◆ What the task asks ◆
Please write out the line containing "Read this page and output its text content." and each line after it through the end of the data, exactly, and nothing else.

--- Record excerpts Enclosed Below ---

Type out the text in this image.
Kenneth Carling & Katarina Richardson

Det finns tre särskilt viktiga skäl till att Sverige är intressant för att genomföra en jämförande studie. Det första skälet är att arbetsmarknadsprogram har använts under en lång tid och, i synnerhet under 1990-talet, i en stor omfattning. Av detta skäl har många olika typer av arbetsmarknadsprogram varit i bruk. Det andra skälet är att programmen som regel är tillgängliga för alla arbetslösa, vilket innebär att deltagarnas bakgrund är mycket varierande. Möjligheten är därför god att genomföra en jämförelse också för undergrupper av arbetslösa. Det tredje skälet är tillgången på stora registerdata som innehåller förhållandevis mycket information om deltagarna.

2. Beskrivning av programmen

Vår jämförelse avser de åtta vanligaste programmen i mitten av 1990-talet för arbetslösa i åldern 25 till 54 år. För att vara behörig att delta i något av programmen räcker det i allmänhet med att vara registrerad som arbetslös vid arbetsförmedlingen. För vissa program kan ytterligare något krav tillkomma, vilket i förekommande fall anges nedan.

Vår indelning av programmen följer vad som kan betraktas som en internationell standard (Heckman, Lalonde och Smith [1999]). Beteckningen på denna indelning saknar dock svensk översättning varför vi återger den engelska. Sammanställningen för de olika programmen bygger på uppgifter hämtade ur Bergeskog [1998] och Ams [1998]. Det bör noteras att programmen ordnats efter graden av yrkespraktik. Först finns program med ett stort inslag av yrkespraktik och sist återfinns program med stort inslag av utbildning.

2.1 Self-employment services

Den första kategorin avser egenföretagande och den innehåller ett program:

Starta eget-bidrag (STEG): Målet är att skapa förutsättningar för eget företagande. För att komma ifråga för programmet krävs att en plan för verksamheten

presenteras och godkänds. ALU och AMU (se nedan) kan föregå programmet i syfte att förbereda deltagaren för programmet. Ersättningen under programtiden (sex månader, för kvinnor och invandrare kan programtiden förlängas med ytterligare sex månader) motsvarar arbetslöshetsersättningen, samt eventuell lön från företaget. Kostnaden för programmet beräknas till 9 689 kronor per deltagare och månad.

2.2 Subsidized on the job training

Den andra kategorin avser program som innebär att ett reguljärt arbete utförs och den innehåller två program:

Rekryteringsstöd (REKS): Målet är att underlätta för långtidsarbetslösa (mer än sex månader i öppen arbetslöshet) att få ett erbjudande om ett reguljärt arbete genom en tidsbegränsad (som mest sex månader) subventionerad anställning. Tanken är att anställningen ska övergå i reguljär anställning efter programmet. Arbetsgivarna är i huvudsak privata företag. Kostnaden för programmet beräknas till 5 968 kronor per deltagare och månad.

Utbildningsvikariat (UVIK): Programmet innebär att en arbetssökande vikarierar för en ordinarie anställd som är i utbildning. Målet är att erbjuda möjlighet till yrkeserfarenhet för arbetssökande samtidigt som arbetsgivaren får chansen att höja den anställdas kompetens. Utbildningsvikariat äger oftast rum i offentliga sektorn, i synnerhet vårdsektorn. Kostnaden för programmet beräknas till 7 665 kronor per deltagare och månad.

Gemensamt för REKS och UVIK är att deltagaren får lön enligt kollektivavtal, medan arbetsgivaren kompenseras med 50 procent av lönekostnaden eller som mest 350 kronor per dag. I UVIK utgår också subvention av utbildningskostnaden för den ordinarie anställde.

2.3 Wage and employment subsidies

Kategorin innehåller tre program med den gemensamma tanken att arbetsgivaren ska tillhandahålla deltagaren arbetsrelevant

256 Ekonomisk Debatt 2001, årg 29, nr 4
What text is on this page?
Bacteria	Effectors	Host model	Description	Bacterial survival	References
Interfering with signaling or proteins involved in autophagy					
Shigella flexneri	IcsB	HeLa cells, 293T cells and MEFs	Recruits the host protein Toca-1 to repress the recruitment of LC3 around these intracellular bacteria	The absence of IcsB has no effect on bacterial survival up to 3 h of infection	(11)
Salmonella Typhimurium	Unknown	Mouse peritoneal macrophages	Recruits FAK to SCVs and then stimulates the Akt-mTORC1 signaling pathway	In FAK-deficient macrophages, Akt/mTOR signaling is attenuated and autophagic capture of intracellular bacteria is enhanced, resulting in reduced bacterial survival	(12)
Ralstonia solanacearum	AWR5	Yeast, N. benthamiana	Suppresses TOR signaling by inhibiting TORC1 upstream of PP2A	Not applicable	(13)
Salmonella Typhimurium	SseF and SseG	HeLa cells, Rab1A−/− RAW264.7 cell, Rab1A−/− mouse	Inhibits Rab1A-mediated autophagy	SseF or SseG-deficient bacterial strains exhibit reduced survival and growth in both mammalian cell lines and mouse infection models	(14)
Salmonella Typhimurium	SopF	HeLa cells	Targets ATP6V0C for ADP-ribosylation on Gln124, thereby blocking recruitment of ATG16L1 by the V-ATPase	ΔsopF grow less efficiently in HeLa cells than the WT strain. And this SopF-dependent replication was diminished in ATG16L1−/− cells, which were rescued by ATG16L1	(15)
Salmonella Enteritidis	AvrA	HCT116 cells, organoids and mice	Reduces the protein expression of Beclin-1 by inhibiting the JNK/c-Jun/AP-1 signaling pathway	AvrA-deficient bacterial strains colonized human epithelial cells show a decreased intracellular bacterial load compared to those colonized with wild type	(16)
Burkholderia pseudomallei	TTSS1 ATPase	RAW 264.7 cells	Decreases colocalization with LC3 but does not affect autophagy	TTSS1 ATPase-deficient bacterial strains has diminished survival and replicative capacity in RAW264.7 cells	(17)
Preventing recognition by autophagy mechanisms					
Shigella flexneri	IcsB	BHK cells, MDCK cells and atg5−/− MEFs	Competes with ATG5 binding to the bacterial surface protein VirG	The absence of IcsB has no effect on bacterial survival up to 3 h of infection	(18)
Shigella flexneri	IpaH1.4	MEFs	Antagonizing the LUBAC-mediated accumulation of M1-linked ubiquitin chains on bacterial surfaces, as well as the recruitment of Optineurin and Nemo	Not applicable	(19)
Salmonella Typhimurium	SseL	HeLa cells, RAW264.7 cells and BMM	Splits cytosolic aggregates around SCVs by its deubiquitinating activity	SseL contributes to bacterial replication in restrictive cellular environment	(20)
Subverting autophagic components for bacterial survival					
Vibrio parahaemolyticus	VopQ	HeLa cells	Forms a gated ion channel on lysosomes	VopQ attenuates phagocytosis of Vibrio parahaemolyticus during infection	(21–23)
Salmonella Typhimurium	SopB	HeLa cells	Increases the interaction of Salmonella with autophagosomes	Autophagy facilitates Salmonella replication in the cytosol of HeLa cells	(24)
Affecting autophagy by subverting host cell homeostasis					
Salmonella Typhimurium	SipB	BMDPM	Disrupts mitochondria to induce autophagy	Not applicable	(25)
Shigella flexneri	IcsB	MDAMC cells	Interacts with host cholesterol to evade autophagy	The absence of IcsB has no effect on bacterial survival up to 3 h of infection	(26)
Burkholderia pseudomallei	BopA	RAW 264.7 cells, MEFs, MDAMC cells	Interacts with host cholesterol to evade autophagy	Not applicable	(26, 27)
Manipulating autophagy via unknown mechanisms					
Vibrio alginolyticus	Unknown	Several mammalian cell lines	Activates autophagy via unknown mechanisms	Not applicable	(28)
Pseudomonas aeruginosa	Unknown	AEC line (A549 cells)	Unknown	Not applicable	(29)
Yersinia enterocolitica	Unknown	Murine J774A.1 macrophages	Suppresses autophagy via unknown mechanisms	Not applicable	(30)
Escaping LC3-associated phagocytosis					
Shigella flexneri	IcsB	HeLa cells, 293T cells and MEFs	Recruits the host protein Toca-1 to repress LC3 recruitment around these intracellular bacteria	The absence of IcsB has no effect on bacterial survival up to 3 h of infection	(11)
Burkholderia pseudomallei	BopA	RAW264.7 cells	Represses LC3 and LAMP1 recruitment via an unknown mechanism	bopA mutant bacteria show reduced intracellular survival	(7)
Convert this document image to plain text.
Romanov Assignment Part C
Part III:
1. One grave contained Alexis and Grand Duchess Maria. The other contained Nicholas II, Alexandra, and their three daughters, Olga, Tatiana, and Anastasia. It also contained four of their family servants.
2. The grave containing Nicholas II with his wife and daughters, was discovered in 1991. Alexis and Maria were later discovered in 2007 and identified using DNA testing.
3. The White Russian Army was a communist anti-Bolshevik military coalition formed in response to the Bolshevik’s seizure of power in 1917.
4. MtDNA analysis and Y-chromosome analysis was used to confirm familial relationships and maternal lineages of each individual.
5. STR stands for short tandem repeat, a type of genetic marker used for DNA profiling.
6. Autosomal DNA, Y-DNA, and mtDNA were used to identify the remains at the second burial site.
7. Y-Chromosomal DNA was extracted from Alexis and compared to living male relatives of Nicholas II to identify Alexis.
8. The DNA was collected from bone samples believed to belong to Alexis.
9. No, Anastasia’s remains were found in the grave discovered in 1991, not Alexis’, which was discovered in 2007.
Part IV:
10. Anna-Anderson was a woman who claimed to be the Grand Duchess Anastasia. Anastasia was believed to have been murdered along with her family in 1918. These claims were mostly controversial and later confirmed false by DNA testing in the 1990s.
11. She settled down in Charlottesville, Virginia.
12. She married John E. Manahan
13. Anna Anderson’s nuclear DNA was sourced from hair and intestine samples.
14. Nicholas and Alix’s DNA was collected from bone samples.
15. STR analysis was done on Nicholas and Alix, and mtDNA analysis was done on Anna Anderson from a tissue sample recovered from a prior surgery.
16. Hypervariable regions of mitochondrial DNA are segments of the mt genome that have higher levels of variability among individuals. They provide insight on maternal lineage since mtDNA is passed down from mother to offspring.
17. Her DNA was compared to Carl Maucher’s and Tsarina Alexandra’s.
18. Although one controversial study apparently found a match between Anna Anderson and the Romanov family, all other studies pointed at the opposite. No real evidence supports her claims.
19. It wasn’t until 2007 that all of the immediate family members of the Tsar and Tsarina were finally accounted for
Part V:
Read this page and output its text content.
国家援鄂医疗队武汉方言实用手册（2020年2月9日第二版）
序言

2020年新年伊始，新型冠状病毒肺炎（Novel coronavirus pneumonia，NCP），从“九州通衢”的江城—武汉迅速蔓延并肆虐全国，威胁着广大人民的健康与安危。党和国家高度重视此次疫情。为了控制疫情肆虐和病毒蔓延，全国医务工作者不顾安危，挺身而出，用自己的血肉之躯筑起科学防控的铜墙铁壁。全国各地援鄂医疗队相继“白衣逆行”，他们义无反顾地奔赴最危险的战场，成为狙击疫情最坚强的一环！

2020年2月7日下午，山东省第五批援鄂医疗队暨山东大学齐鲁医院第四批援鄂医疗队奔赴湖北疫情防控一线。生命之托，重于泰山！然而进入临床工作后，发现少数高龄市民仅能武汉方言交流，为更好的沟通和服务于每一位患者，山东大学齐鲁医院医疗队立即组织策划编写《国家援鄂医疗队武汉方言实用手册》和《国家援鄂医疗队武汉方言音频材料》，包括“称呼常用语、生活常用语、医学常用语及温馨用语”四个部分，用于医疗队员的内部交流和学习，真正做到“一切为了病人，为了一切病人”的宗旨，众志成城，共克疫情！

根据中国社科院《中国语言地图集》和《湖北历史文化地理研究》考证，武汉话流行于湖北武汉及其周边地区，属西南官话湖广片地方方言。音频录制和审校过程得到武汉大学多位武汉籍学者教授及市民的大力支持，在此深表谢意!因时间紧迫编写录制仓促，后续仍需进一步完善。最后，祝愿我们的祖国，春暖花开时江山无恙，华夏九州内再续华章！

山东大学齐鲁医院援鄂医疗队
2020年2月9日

--- End of Enclosed Record excerpts ---

◆ Answer ◆
Read this page and output its text content.
国家援鄂医疗队武汉方言实用手册（2020年2月9日第二版）
序言

2020年新年伊始，新型冠状病毒肺炎（Novel coronavirus pneumonia，NCP），从“九州通衢”的江城—武汉迅速蔓延并肆虐全国，威胁着广大人民的健康与安危。党和国家高度重视此次疫情。为了控制疫情肆虐和病毒蔓延，全国医务工作者不顾安危，挺身而出，用自己的血肉之躯筑起科学防控的铜墙铁壁。全国各地援鄂医疗队相继“白衣逆行”，他们义无反顾地奔赴最危险的战场，成为狙击疫情最坚强的一环！

2020年2月7日下午，山东省第五批援鄂医疗队暨山东大学齐鲁医院第四批援鄂医疗队奔赴湖北疫情防控一线。生命之托，重于泰山！然而进入临床工作后，发现少数高龄市民仅能武汉方言交流，为更好的沟通和服务于每一位患者，山东大学齐鲁医院医疗队立即组织策划编写《国家援鄂医疗队武汉方言实用手册》和《国家援鄂医疗队武汉方言音频材料》，包括“称呼常用语、生活常用语、医学常用语及温馨用语”四个部分，用于医疗队员的内部交流和学习，真正做到“一切为了病人，为了一切病人”的宗旨，众志成城，共克疫情！

根据中国社科院《中国语言地图集》和《湖北历史文化地理研究》考证，武汉话流行于湖北武汉及其周边地区，属西南官话湖广片地方方言。音频录制和审校过程得到武汉大学多位武汉籍学者教授及市民的大力支持，在此深表谢意!因时间紧迫编写录制仓促，后续仍需进一步完善。最后，祝愿我们的祖国，春暖花开时江山无恙，华夏九州内再续华章！

山东大学齐鲁医院援鄂医疗队
2020年2月9日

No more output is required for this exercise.